■ **Dataset excerpts**

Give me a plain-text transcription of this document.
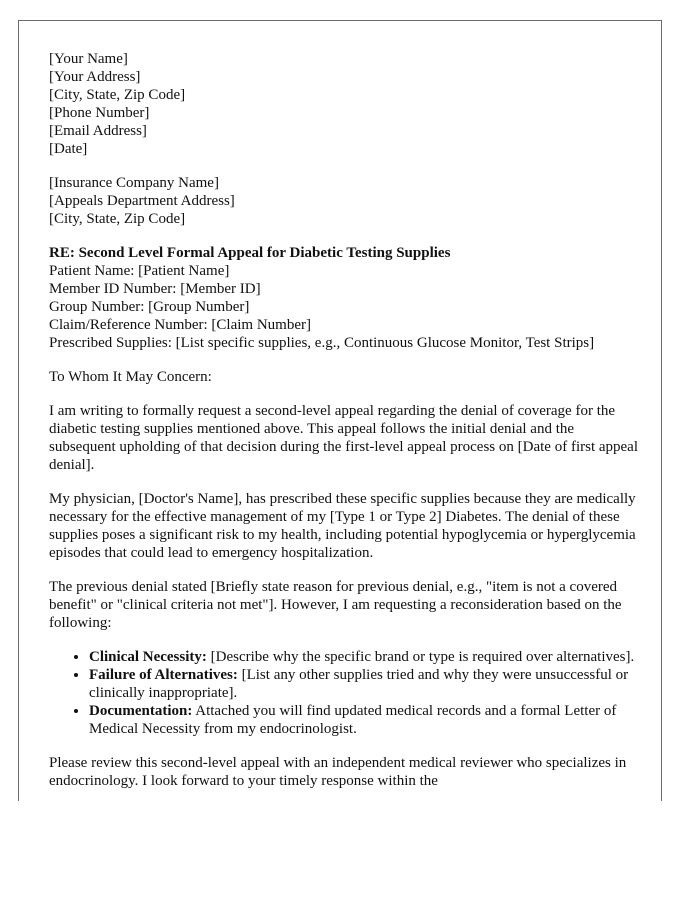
[Your Name]
[Your Address]
[City, State, Zip Code]
[Phone Number]
[Email Address]
[Date]
[Insurance Company Name]
[Appeals Department Address]
[City, State, Zip Code]
RE: Second Level Formal Appeal for Diabetic Testing Supplies
Patient Name: [Patient Name]
Member ID Number: [Member ID]
Group Number: [Group Number]
Claim/Reference Number: [Claim Number]
Prescribed Supplies: [List specific supplies, e.g., Continuous Glucose Monitor, Test Strips]

To Whom It May Concern:

I am writing to formally request a second-level appeal regarding the denial of coverage for the diabetic testing supplies mentioned above. This appeal follows the initial denial and the subsequent upholding of that decision during the first-level appeal process on [Date of first appeal denial].

My physician, [Doctor's Name], has prescribed these specific supplies because they are medically necessary for the effective management of my [Type 1 or Type 2] Diabetes. The denial of these supplies poses a significant risk to my health, including potential hypoglycemia or hyperglycemia episodes that could lead to emergency hospitalization.

The previous denial stated [Briefly state reason for previous denial, e.g., "item is not a covered benefit" or "clinical criteria not met"]. However, I am requesting a reconsideration based on the following:

• Clinical Necessity: [Describe why the specific brand or type is required over alternatives].
• Failure of Alternatives: [List any other supplies tried and why they were unsuccessful or clinically inappropriate].
• Documentation: Attached you will find updated medical records and a formal Letter of Medical Necessity from my endocrinologist.

Please review this second-level appeal with an independent medical reviewer who specializes in endocrinology. I look forward to your timely response within the
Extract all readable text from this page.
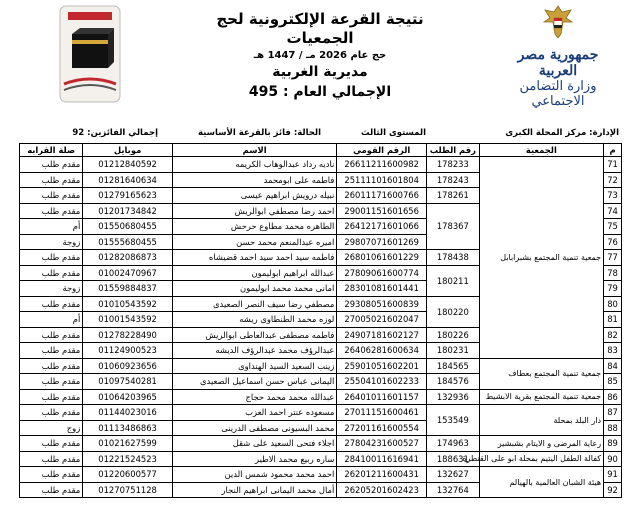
جمهورية مصر العربية
وزارة التضامن الاجتماعي
نتيجة القرعة الإلكترونية لحج الجمعيات
حج عام 2026 مـ / 1447 هـ
مديرية الغربية
الإجمالي العام : 495
الإدارة: مركز المحلة الكبرى
المستوى الثالث
الحالة: فائز بالقرعة الأساسية
إجمالي الفائزين: 92
م	الجمعية	رقم الطلب	الرقم القومي	الاسم	موبايل	صلة القرابه
71	جمعية تنمية المجتمع بشبرابابل	178233	26611211600982	ناديه رداد عبدالوهاب الكريمه	01212840592	مقدم طلب
72		178243	25111101601804	فاطمه على ابومحمد	01281640634	مقدم طلب
73		178261	26011171600766	نبيله درويش ابراهيم عيسى	01279165623	مقدم طلب
74		178367	29001151601656	احمد رضا مصطفي ابوالريش	01201734842	مقدم طلب
75			26412171601066	الطاهره محمد مطاوع حرحش	01550680455	أم
76			29807071601269	اميره عبدالمنعم محمد حسن	01555680455	زوجة
77		178438	26801061601229	فاطمه سيد احمد سيد احمد قضيشاه	01282086873	مقدم طلب
78		180211	27809061600774	عبدالله ابراهيم ابوليمون	01002470967	مقدم طلب
79			28301081601441	امانى محمد محمد ابوليمون	01559884837	زوجة
80		180220	29308051600839	مصطفي رضا سيف النصر الصعيدى	01010543592	مقدم طلب
81			27005021602047	لوزه محمد الطنطاوى ريشه	01001543592	أم
82		180226	24907181602127	فاطمه مصطفى عبدالعاطى ابوالريش	01278228490	مقدم طلب
83		180231	26406281600634	عبدالرؤف محمد عبدالرؤف الديشه	01124900523	مقدم طلب
84	جمعية تنمية المجتمع بعطاف	184565	25901051602201	زينب السعيد السيد الهنداوى	01060923656	مقدم طلب
85		184576	25504101602233	اليمانى عباس حسن اسماعيل الصعيدى	01097540281	مقدم طلب
86	جمعية تنمية المجتمع بقرية الابشيط	132936	26401011601157	عبدالله محمد محمد حجاج	01064203965	مقدم طلب
87	دار البلد بمحلة	153549	27011151600461	مسعوده عنتر احمد العزب	01144023016	مقدم طلب
88			27201161600554	محمد البسيونى مصطفى الدرينى	01113486863	زوج
89	رعاية المرضى و الايتام بشبشير	174963	27804231600527	اجلاء فتحى السعيد على شقل	01021627599	مقدم طلب
90	كفالة الطفل اليتيم بمحلة ابو على القنطرة	188631	28410011616941	ساره ربيع محمد الاطير	01221524523	مقدم طلب
91	هيئة الشبان العالمية بالهيالم	132627	26201211600431	احمد محمد محمود شمس الدين	01220600577	مقدم طلب
92		132764	26205201602423	أمال محمد اليمانى ابراهيم النجار	01270751128	مقدم طلب
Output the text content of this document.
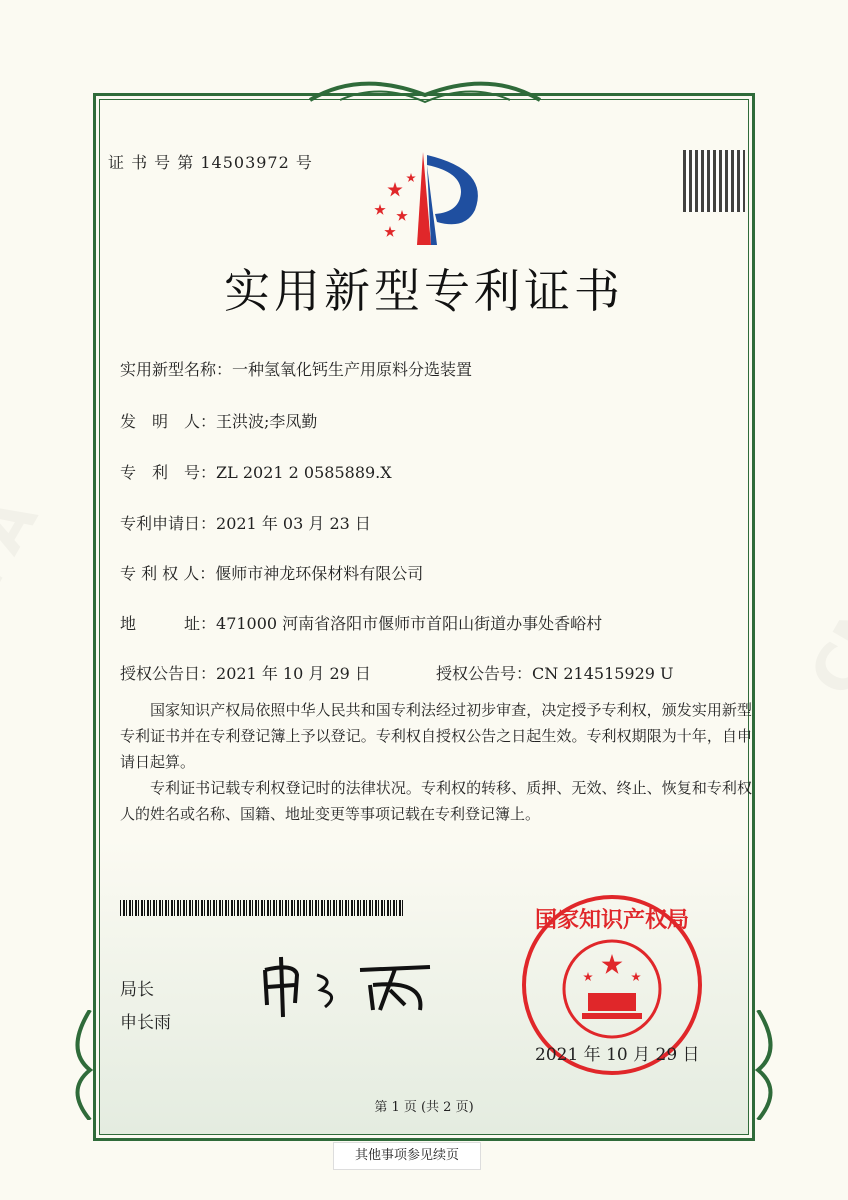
证 书 号 第 14503972 号
实用新型专利证书
实用新型名称：一种氢氧化钙生产用原料分选装置
发　明　人：王洪波;李凤勤
专　利　号：ZL 2021 2 0585889.X
专利申请日：2021 年 03 月 23 日
专 利 权 人：偃师市神龙环保材料有限公司
地　　　址：471000 河南省洛阳市偃师市首阳山街道办事处香峪村
授权公告日：2021 年 10 月 29 日	授权公告号：CN 214515929 U

国家知识产权局依照中华人民共和国专利法经过初步审查，决定授予专利权，颁发实用新型专利证书并在专利登记簿上予以登记。专利权自授权公告之日起生效。专利权期限为十年，自申请日起算。

专利证书记载专利权登记时的法律状况。专利权的转移、质押、无效、终止、恢复和专利权人的姓名或名称、国籍、地址变更等事项记载在专利登记簿上。

局长
申长雨
国家知识产权局
2021 年 10 月 29 日
第 1 页 (共 2 页)
其他事项参见续页
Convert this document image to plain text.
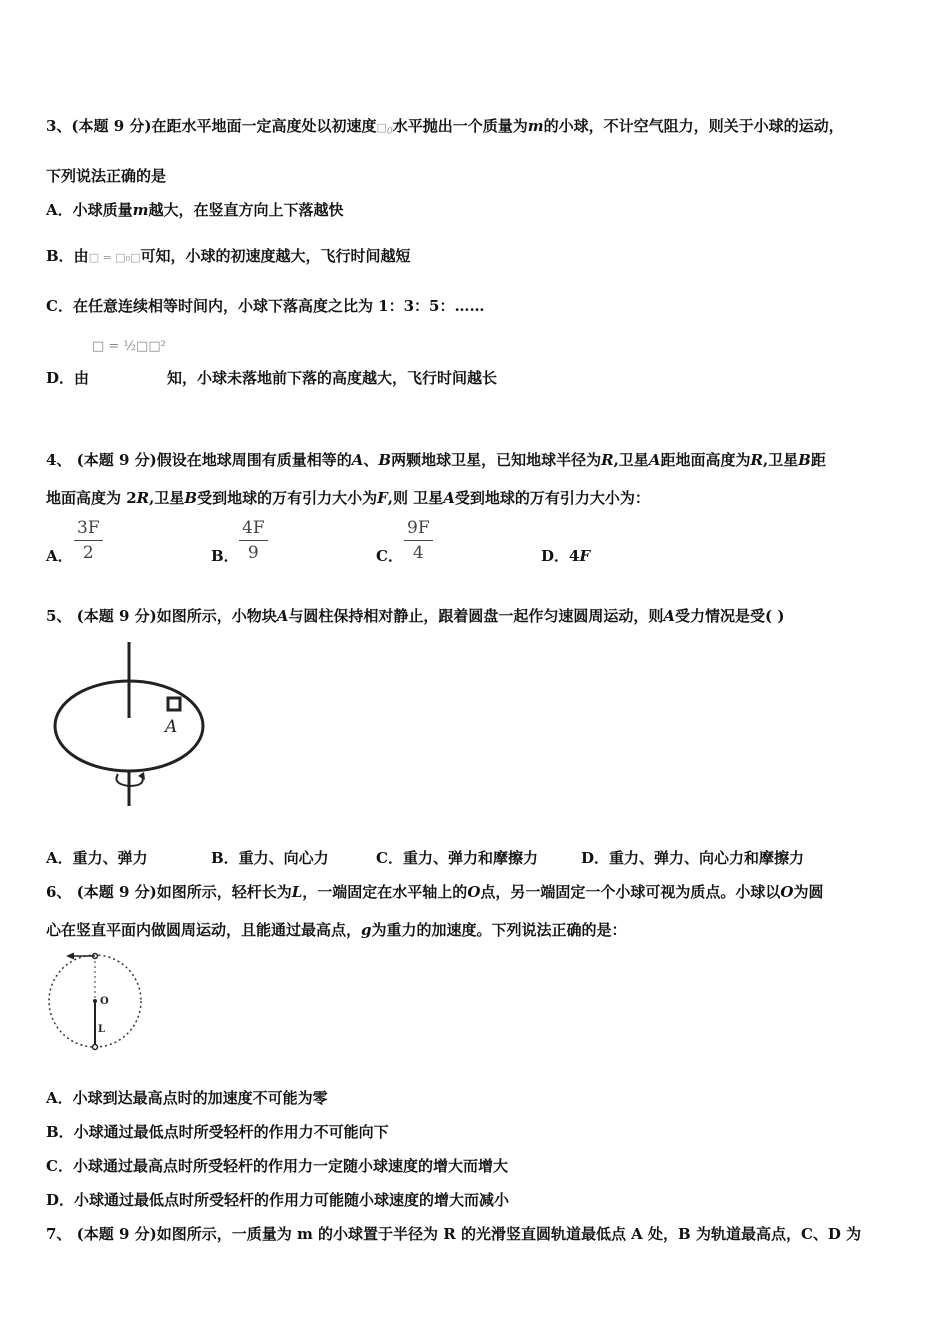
3、(本题 9 分)在距水平地面一定高度处以初速度$□_0$水平抛出一个质量为m的小球，不计空气阻力，则关于小球的运动，
下列说法正确的是
A．小球质量m越大，在竖直方向上下落越快
B．由□ = □₀□可知，小球的初速度越大，飞行时间越短
C．在任意连续相等时间内，小球下落高度之比为 1：3：5：……
□ = ½□□²
D．由	知，小球未落地前下落的高度越大，飞行时间越长
4、 (本题 9 分)假设在地球周围有质量相等的A、B两颗地球卫星，已知地球半径为R,卫星A距地面高度为R,卫星B距
地面高度为 2R,卫星B受到地球的万有引力大小为F,则 卫星A受到地球的万有引力大小为：
A． $\frac{3F}{2}$	B． $\frac{4F}{9}$	C． $\frac{9F}{4}$	D．4F
5、 (本题 9 分)如图所示，小物块A与圆柱保持相对静止，跟着圆盘一起作匀速圆周运动，则A受力情况是受( )
A
A．重力、弹力	B．重力、向心力	C．重力、弹力和摩擦力	D．重力、弹力、向心力和摩擦力
6、 (本题 9 分)如图所示，轻杆长为L，一端固定在水平轴上的O点，另一端固定一个小球可视为质点。小球以O为圆
心在竖直平面内做圆周运动，且能通过最高点，g为重力的加速度。下列说法正确的是：
O
L
A．小球到达最高点时的加速度不可能为零
B．小球通过最低点时所受轻杆的作用力不可能向下
C．小球通过最高点时所受轻杆的作用力一定随小球速度的增大而增大
D．小球通过最低点时所受轻杆的作用力可能随小球速度的增大而减小
7、 (本题 9 分)如图所示，一质量为 m 的小球置于半径为 R 的光滑竖直圆轨道最低点 A 处，B 为轨道最高点，C、D 为
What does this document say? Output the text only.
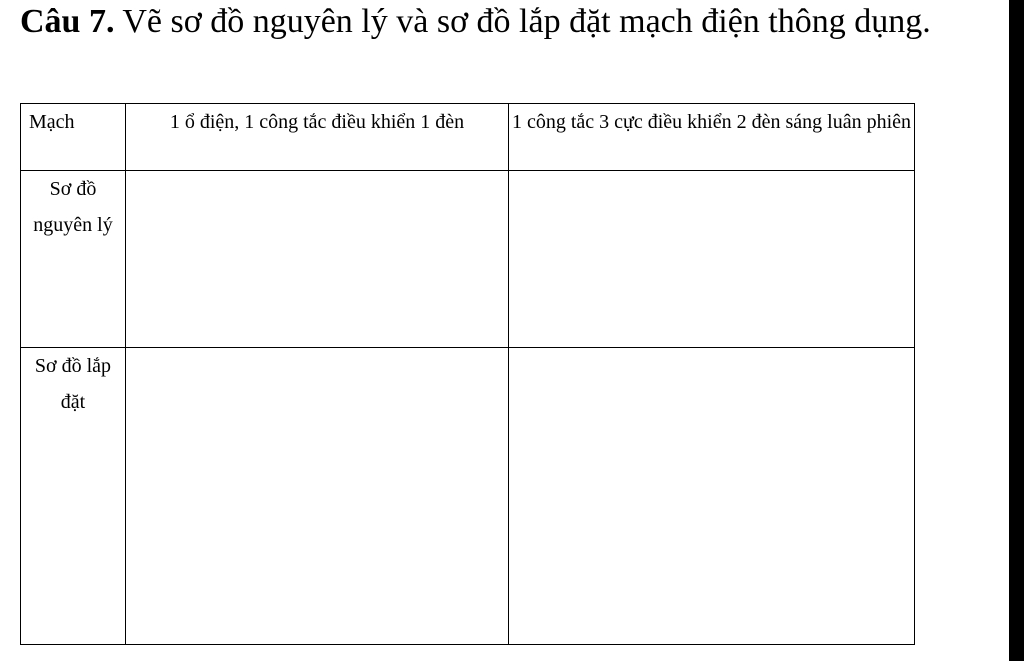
Câu 7. Vẽ sơ đồ nguyên lý và sơ đồ lắp đặt mạch điện thông dụng.

Mạch	1 ổ điện, 1 công tắc điều khiển 1 đèn	1 công tắc 3 cực điều khiển 2 đèn sáng luân phiên
Sơ đồ nguyên lý		
Sơ đồ lắp đặt		
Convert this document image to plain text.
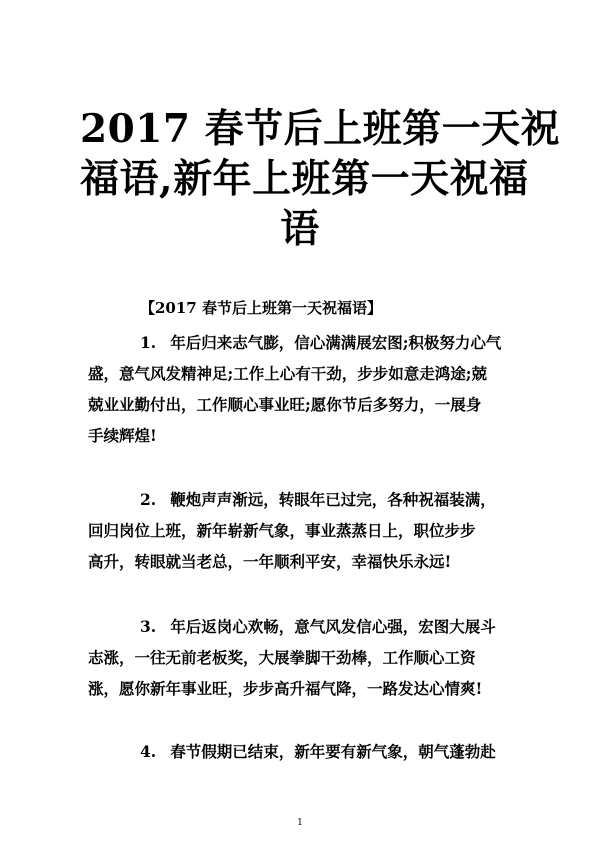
2017 春节后上班第一天祝
福语,新年上班第一天祝福
语

【2017 春节后上班第一天祝福语】

1. 年后归来志气膨，信心满满展宏图;积极努力心气
盛，意气风发精神足;工作上心有干劲，步步如意走鸿途;兢
兢业业勤付出，工作顺心事业旺;愿你节后多努力，一展身
手续辉煌!
2. 鞭炮声声渐远，转眼年已过完，各种祝福装满，
回归岗位上班，新年崭新气象，事业蒸蒸日上，职位步步
高升，转眼就当老总，一年顺利平安，幸福快乐永远!
3. 年后返岗心欢畅，意气风发信心强，宏图大展斗
志涨，一往无前老板奖，大展拳脚干劲棒，工作顺心工资
涨，愿你新年事业旺，步步高升福气降，一路发达心情爽!
4. 春节假期已结束，新年要有新气象，朝气蓬勃赴

1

■ **Problem**
Copy every line from the entries that contains the word "تنمية".

■ **Result of this task**
71	جمعية تنمية المجتمع بشبرابابل	178233	26611211600982	ناديه رداد عبدالوهاب الكريمه	01212840592	مقدم طلب
84	جمعية تنمية المجتمع بعطاف	184565	25901051602201	زينب السعيد السيد الهنداوى	01060923656	مقدم طلب
86	جمعية تنمية المجتمع بقرية الابشيط	132936	26401011601157	عبدالله محمد محمد حجاج	01064203965	مقدم طلب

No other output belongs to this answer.